**Exercise aim**
In the records below, find each line containing the word "dùng" and copy it.

**Provided material**

◇ ◇ ◇ ◇ ◇ ◇ ◇

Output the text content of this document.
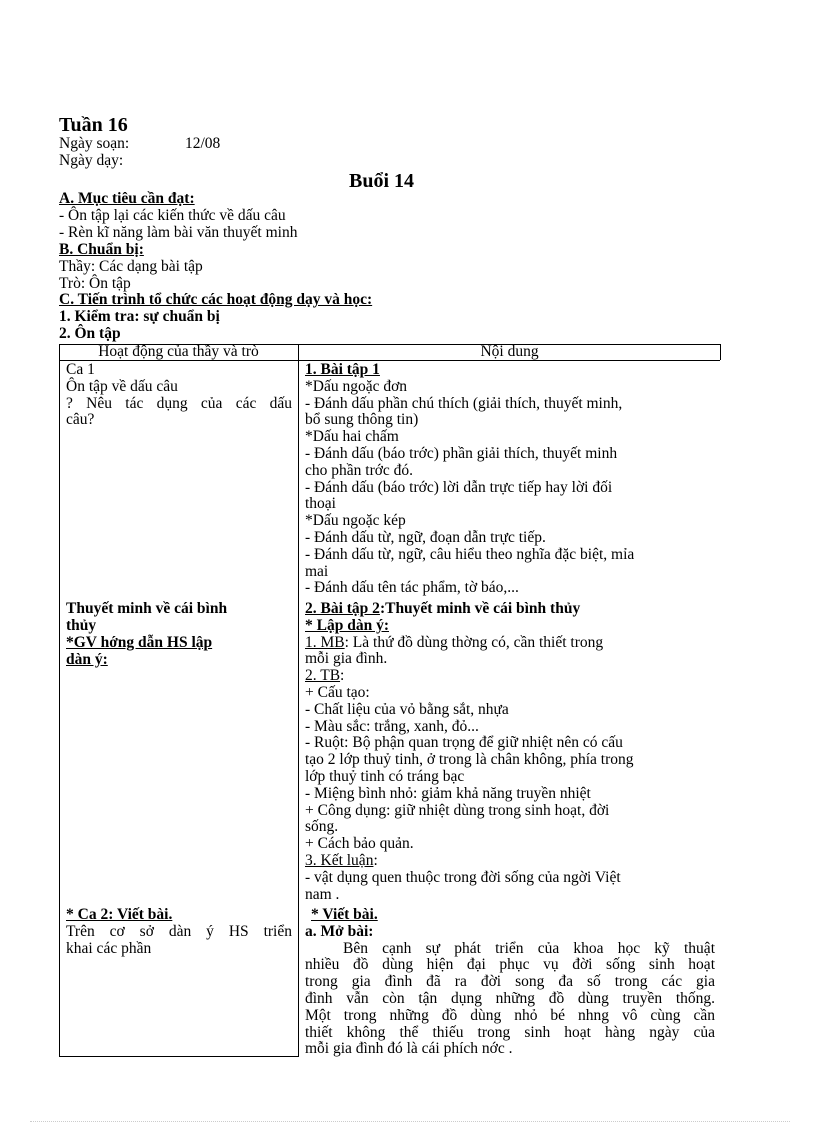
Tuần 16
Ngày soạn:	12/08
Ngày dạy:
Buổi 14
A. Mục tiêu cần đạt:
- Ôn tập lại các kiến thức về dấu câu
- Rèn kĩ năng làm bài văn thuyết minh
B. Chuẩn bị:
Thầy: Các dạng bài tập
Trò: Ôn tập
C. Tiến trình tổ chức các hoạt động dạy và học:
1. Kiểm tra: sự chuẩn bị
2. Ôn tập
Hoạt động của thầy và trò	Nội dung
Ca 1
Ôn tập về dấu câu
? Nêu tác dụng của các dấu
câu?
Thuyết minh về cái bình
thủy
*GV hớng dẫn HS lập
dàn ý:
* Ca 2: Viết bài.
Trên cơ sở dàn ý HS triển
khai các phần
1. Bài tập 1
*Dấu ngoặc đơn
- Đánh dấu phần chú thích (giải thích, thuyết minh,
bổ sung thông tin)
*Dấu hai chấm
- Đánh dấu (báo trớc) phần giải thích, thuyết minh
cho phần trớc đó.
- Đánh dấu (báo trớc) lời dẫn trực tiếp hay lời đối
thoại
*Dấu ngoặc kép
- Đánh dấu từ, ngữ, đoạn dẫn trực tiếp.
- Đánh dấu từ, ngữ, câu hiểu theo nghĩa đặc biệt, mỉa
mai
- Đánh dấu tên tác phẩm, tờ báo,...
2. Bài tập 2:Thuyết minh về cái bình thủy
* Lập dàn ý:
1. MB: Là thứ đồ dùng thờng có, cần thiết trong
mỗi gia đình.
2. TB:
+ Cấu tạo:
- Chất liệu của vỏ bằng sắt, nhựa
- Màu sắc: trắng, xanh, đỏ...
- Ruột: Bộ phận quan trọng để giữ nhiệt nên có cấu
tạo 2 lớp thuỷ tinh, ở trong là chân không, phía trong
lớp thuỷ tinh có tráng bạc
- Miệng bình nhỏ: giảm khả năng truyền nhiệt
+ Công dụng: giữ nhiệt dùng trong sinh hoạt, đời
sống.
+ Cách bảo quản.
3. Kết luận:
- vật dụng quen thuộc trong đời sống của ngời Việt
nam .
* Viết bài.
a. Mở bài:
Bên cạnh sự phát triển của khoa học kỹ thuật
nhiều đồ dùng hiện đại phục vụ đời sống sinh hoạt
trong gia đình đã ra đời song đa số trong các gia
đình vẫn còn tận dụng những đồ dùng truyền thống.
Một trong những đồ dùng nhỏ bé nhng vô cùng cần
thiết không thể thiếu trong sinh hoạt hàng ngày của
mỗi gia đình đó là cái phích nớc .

◇ ◇ ◇ ◇ ◇ ◇ ◇

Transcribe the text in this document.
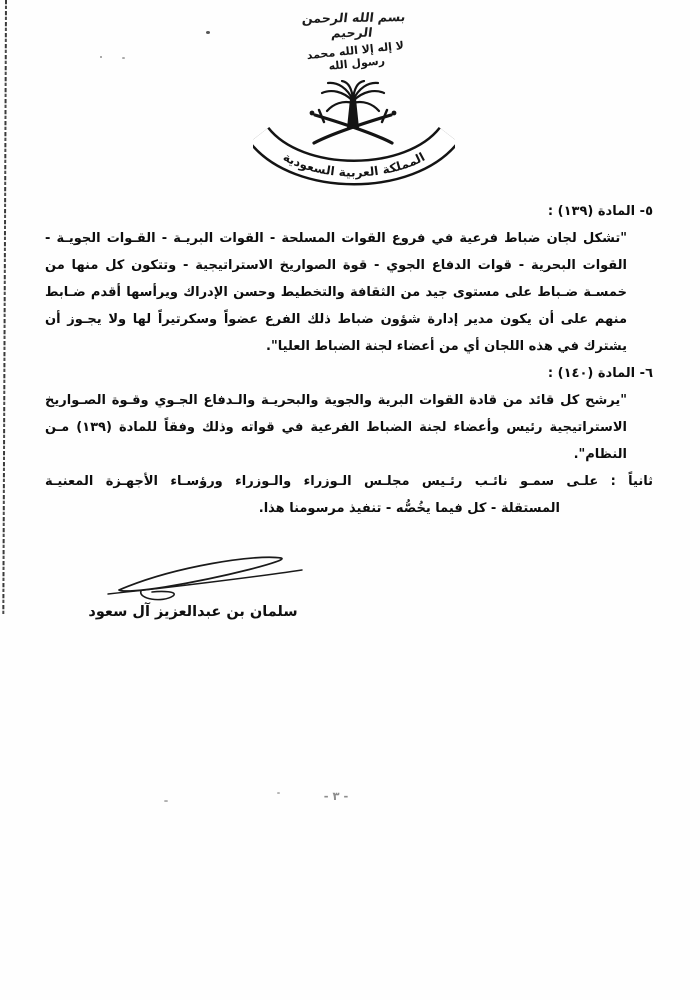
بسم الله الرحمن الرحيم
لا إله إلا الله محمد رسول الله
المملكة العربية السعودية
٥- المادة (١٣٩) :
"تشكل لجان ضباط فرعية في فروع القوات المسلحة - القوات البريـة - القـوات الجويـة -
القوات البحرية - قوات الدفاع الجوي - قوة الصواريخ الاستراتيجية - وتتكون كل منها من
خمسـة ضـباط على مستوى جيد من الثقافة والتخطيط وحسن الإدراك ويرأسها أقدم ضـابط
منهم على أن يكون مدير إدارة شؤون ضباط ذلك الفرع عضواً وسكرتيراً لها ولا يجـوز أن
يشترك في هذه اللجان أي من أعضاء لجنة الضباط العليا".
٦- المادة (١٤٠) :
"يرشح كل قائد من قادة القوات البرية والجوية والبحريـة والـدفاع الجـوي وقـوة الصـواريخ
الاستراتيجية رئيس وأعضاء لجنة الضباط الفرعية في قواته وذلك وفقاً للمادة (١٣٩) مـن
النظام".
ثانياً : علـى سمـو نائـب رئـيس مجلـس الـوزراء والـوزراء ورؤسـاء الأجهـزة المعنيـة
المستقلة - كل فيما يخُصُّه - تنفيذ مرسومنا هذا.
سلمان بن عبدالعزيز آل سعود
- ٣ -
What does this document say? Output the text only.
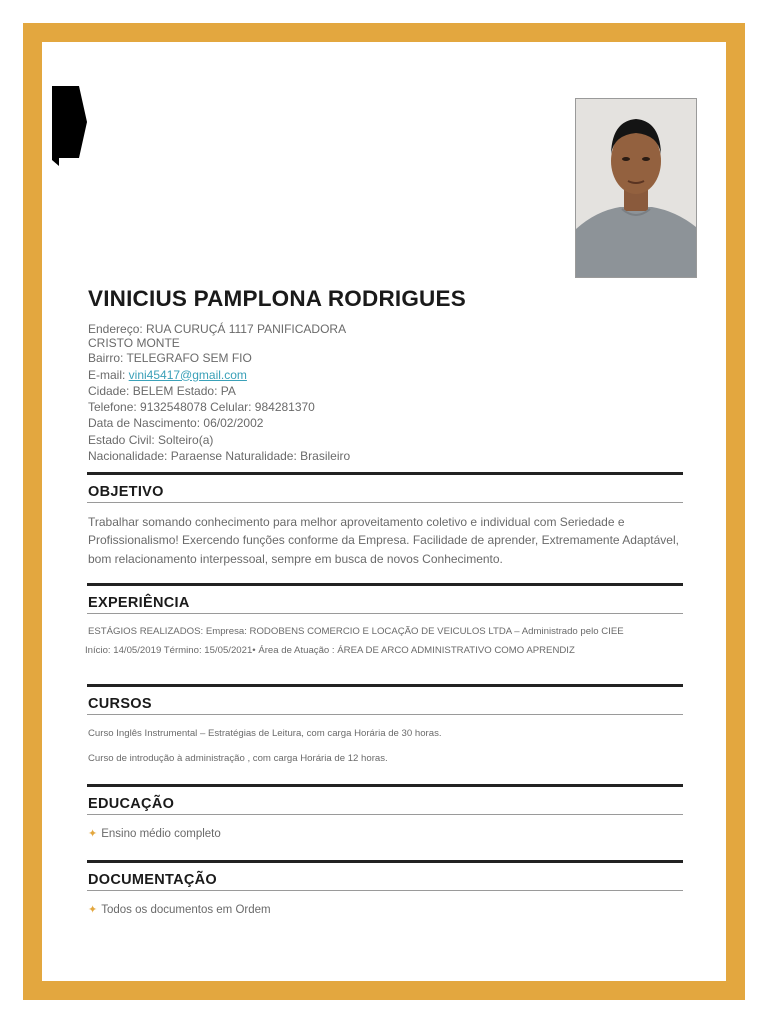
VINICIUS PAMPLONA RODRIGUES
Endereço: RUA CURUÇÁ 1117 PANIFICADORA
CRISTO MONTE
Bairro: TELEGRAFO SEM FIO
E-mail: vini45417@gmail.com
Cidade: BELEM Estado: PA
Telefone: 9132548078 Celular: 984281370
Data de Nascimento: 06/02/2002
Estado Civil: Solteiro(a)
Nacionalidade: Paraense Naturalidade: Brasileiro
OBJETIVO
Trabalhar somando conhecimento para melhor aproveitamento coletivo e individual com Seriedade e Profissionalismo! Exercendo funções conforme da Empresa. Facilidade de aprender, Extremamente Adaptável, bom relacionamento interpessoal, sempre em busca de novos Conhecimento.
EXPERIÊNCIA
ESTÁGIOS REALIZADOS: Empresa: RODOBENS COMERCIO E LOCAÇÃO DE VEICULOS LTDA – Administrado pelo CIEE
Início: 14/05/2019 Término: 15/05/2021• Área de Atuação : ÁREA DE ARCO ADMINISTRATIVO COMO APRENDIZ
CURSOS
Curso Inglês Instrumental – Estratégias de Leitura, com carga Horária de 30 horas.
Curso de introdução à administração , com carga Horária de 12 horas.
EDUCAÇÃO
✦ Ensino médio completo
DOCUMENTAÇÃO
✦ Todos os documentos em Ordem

◇ ◇ ◇ ◇ ◇ ◇ ◇

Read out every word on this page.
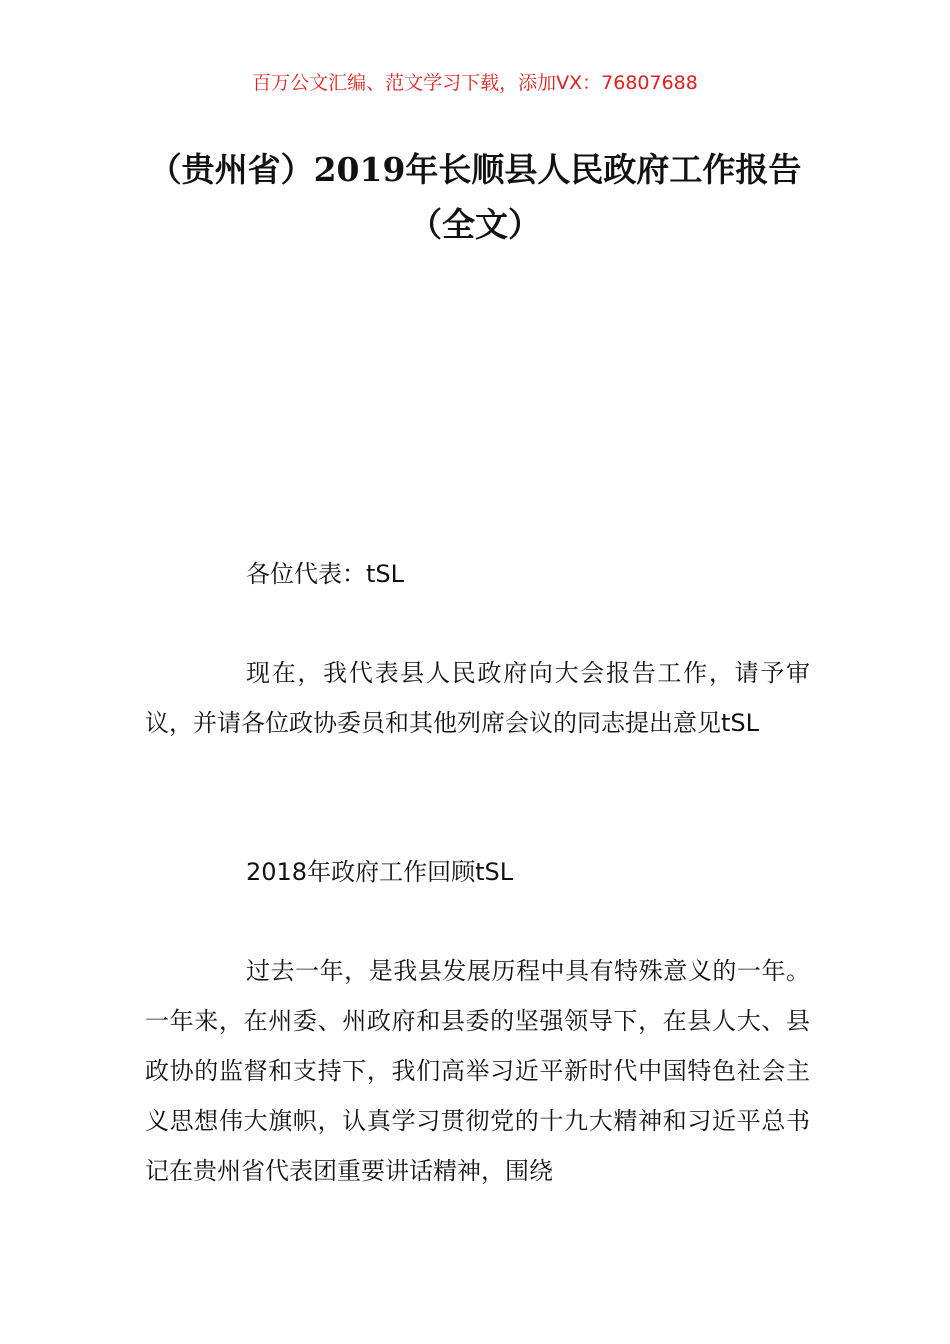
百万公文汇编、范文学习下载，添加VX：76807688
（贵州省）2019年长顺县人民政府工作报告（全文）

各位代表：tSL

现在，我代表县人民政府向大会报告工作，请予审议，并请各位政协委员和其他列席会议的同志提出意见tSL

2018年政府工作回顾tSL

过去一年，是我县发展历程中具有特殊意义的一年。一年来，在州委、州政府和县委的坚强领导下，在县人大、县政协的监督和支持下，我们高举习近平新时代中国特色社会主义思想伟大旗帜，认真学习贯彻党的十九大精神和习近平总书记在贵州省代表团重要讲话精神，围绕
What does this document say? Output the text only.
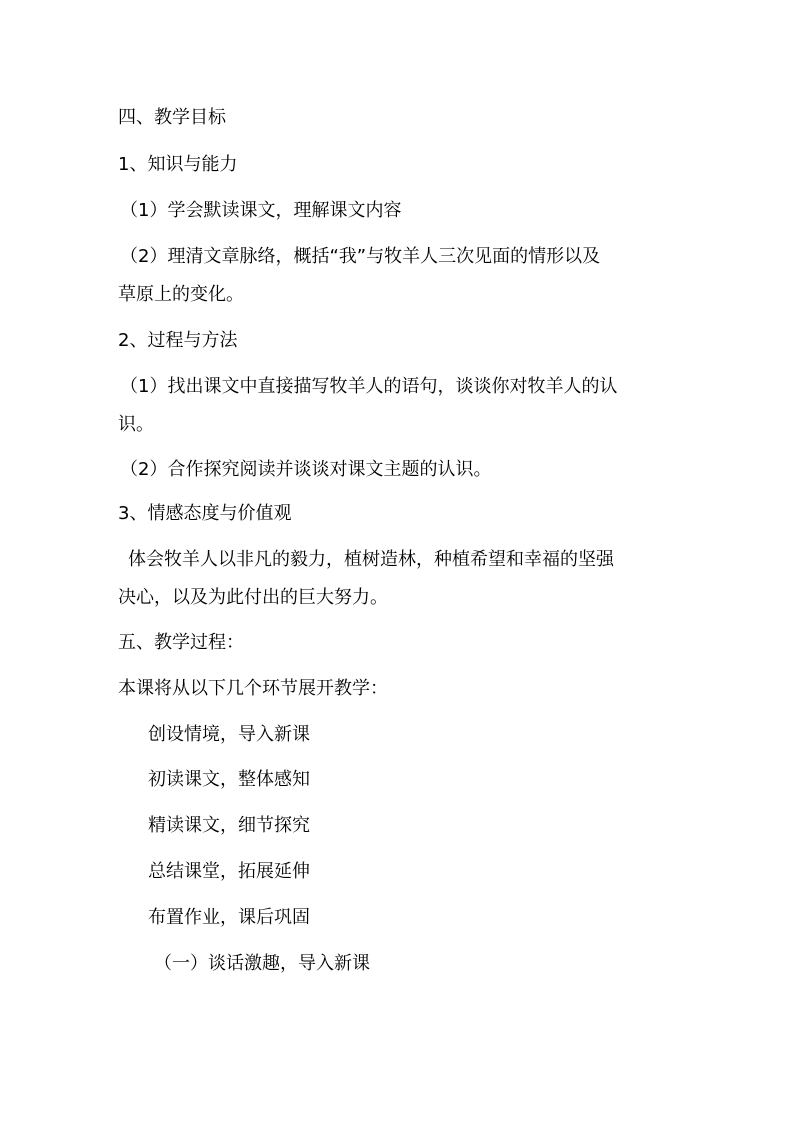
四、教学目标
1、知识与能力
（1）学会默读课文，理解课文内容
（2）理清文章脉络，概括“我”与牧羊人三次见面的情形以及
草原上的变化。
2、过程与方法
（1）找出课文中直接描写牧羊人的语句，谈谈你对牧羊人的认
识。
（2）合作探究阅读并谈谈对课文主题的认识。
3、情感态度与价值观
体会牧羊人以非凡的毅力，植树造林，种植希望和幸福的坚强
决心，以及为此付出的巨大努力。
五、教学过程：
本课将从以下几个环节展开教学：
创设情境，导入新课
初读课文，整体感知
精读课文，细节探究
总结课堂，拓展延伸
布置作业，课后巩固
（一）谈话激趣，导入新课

◇ ◇ ◇ ◇ ◇ ◇ ◇

**Complete answer**
1. MB: Là thứ đồ dùng thờng có, cần thiết trong
+ Công dụng: giữ nhiệt dùng trong sinh hoạt, đời
nhiều đồ dùng hiện đại phục vụ đời sống sinh hoạt
đình vẫn còn tận dụng những đồ dùng truyền thống.
Một trong những đồ dùng nhỏ bé nhng vô cùng cần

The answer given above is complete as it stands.